- OBJECTIVE
Reproduce nothing but the closing run of lines: the line with "Transcribe this image's" and each line that follows it to the end of the data.
==========
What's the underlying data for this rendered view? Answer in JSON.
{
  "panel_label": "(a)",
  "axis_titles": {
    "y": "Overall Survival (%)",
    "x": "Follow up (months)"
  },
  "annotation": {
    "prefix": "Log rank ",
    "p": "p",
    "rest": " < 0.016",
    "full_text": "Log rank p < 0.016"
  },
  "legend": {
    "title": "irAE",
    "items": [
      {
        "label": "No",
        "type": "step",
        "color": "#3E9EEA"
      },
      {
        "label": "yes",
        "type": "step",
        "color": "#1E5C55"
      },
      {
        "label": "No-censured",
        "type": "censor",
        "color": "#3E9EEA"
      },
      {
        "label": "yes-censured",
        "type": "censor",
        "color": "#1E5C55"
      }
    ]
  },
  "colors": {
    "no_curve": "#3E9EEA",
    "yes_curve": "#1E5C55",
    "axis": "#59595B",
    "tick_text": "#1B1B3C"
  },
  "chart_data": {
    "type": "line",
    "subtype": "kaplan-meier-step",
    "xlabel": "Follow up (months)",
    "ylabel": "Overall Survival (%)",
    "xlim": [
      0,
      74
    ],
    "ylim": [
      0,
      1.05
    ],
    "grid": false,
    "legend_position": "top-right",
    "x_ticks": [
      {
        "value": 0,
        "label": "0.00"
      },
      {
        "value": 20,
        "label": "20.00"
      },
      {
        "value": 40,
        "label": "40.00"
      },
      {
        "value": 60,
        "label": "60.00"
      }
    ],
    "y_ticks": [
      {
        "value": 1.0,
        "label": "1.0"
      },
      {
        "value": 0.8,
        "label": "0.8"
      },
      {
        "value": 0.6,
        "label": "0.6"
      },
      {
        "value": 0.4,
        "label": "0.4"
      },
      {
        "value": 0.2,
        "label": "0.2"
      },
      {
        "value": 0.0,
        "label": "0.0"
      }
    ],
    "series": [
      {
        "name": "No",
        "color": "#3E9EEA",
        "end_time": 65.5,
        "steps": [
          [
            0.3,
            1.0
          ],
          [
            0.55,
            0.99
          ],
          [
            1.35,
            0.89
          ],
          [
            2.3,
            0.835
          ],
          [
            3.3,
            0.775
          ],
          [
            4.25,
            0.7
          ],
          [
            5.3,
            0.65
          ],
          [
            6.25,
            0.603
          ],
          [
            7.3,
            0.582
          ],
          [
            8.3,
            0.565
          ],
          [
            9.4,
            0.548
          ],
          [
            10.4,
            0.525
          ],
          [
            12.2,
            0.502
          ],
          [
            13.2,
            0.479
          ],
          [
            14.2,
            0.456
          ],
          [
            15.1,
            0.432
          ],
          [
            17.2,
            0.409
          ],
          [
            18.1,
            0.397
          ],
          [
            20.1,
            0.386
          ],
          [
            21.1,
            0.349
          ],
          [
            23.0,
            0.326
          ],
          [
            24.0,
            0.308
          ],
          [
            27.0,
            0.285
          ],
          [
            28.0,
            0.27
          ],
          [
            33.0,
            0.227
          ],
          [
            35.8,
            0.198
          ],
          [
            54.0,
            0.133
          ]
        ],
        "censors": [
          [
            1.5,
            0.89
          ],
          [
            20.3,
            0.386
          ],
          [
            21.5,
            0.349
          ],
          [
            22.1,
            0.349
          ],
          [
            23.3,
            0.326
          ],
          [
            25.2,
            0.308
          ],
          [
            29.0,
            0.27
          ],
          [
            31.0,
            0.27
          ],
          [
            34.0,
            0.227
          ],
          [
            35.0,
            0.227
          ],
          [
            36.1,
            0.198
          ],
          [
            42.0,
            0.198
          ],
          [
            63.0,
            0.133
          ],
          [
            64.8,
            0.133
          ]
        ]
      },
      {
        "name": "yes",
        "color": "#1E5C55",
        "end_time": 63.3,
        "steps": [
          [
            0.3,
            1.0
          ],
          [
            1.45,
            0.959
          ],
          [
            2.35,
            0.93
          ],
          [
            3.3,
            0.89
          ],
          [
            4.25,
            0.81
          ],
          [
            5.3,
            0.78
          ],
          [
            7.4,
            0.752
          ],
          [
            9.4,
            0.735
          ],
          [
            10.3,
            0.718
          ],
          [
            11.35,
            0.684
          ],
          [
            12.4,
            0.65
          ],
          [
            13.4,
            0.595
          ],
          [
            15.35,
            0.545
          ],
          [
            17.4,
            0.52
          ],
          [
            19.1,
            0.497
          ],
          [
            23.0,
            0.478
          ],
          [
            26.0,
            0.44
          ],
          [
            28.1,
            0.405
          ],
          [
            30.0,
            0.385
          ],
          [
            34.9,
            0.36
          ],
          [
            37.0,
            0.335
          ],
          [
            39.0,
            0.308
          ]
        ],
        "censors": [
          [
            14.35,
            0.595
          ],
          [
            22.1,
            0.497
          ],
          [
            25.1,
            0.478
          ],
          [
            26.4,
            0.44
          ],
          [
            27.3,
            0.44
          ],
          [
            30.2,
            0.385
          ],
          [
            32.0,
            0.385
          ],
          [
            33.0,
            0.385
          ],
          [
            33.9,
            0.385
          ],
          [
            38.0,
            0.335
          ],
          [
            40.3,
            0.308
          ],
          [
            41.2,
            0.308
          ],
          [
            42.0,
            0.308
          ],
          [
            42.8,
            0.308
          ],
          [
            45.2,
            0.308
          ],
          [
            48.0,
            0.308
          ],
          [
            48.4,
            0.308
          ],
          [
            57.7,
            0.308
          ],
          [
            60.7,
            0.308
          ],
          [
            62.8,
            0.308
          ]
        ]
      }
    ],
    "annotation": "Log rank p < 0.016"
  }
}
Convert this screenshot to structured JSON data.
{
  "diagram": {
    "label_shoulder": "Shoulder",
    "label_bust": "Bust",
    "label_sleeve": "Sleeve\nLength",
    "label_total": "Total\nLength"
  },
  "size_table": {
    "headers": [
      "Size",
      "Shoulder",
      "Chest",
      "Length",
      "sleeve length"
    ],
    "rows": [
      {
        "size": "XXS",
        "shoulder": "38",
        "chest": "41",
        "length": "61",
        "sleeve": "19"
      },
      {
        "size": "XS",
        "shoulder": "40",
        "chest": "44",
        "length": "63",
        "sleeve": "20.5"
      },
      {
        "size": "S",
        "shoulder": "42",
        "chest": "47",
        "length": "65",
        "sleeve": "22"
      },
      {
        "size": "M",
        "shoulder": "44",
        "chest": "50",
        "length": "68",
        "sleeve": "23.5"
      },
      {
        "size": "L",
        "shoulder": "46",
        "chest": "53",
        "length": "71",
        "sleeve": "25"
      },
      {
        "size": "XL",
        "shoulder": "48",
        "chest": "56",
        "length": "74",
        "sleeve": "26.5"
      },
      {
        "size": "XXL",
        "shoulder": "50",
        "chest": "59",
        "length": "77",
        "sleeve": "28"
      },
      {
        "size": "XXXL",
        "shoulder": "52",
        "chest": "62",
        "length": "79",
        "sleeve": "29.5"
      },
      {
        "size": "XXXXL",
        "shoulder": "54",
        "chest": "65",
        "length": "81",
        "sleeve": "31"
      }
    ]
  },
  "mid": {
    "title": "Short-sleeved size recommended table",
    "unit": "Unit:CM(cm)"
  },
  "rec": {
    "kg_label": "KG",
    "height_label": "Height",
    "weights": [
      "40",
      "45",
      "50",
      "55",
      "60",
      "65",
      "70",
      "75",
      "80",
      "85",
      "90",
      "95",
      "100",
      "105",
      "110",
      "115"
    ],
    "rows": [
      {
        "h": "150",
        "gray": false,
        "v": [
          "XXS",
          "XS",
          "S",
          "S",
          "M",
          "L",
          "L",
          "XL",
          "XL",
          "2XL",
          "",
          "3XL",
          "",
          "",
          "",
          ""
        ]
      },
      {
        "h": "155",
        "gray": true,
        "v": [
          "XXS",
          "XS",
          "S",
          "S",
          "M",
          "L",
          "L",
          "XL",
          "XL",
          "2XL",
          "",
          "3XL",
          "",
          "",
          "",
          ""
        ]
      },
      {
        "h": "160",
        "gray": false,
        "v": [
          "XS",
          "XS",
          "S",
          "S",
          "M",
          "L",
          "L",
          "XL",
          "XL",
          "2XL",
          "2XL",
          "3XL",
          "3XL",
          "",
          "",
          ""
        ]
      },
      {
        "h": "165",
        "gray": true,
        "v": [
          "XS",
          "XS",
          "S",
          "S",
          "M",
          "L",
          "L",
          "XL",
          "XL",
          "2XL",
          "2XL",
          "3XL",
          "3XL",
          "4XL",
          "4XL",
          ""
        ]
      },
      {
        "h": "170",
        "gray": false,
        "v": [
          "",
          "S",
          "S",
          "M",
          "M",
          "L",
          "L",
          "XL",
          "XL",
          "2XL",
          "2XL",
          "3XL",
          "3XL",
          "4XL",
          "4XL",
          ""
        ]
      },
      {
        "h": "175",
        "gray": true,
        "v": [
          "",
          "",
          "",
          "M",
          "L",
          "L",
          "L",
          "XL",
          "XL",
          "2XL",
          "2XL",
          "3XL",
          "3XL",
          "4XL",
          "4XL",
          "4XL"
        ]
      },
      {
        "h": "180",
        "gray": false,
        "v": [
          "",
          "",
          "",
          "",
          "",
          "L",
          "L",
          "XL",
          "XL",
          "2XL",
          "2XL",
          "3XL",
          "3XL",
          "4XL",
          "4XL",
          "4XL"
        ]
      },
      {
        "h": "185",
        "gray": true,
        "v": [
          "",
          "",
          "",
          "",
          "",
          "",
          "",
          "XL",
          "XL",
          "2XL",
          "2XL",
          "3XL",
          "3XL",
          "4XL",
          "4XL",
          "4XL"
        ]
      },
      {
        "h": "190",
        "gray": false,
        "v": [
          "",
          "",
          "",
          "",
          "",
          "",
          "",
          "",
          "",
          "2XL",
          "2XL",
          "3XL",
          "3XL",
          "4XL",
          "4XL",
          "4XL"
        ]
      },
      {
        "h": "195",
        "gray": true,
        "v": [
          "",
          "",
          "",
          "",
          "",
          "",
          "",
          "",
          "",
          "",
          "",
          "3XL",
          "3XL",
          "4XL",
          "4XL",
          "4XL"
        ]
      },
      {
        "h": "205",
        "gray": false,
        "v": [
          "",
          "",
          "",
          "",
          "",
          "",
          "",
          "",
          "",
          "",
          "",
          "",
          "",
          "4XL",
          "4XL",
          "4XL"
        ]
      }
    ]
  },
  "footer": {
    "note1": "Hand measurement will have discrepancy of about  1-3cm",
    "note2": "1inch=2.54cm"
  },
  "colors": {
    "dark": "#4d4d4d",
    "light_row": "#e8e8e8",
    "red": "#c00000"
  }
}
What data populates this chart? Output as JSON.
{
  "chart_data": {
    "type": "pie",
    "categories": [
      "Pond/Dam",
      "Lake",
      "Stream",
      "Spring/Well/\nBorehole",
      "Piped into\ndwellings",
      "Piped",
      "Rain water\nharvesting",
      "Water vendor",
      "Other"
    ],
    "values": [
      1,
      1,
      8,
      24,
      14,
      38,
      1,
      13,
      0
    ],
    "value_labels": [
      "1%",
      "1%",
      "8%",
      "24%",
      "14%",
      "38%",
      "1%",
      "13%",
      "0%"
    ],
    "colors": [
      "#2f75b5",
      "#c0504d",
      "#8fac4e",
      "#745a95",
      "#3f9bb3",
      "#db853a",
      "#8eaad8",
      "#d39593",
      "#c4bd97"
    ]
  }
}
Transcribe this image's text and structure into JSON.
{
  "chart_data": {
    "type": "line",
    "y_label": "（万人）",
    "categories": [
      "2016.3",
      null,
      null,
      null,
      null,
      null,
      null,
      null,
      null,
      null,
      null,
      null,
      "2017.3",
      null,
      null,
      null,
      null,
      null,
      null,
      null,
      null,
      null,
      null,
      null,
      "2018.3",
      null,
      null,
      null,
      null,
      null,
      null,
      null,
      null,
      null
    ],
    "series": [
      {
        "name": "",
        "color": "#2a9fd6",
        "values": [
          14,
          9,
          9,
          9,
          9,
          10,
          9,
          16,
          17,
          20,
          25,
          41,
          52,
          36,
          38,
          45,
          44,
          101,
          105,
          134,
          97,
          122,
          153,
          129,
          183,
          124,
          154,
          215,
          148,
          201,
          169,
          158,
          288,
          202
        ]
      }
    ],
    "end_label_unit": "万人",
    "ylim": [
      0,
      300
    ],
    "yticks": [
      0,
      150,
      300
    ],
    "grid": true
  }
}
==========
- SOLUTION TO THE EXERCISE
Transcribe this image's text and structure into JSON.
{
  "chart_data": {
    "type": "line",
    "y_label": "（万人）",
    "categories": [
      "2016.3",
      null,
      null,
      null,
      null,
      null,
      null,
      null,
      null,
      null,
      null,
      null,
      "2017.3",
      null,
      null,
      null,
      null,
      null,
      null,
      null,
      null,
      null,
      null,
      null,
      "2018.3",
      null,
      null,
      null,
      null,
      null,
      null,
      null,
      null,
      null
    ],
    "series": [
      {
        "name": "",
        "color": "#2a9fd6",
        "values": [
          14,
          9,
          9,
          9,
          9,
          10,
          9,
          16,
          17,
          20,
          25,
          41,
          52,
          36,
          38,
          45,
          44,
          101,
          105,
          134,
          97,
          122,
          153,
          129,
          183,
          124,
          154,
          215,
          148,
          201,
          169,
          158,
          288,
          202
        ]
      }
    ],
    "end_label_unit": "万人",
    "ylim": [
      0,
      300
    ],
    "yticks": [
      0,
      150,
      300
    ],
    "grid": true
  }
}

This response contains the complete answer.